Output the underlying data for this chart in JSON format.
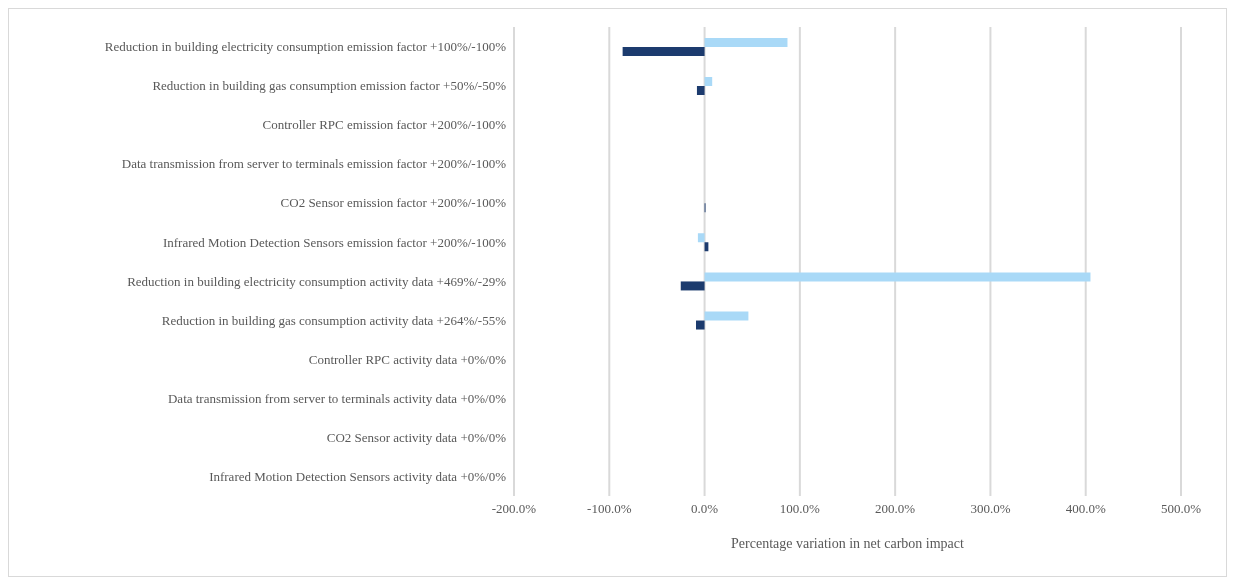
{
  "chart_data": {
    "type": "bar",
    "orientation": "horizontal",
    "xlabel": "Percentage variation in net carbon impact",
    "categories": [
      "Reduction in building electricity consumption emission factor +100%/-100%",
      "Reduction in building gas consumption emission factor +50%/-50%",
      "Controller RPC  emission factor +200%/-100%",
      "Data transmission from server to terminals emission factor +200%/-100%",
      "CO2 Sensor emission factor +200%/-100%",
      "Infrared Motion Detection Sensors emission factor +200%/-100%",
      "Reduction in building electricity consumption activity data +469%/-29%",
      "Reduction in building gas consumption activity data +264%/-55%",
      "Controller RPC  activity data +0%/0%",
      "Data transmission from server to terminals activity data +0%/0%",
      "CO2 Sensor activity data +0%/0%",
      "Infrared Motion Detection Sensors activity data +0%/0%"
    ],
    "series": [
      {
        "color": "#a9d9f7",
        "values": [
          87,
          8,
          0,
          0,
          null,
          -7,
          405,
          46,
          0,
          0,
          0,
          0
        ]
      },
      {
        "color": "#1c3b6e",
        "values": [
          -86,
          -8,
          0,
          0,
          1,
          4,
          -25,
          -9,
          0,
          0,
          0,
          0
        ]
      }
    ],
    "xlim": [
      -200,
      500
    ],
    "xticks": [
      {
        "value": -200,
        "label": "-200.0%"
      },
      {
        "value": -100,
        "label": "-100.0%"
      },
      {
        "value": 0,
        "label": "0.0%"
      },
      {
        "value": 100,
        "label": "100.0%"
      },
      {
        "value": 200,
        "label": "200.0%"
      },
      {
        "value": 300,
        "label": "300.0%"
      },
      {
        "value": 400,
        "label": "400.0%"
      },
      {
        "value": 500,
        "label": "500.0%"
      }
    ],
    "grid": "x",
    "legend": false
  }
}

--*--

◆ **Exercise requirements**: Look through the entries and return every line where "electricity" appears.

◆ **Task solution**:
      "Reduction in building electricity consumption emission factor +100%/-100%",
      "Reduction in building electricity consumption activity data +469%/-29%",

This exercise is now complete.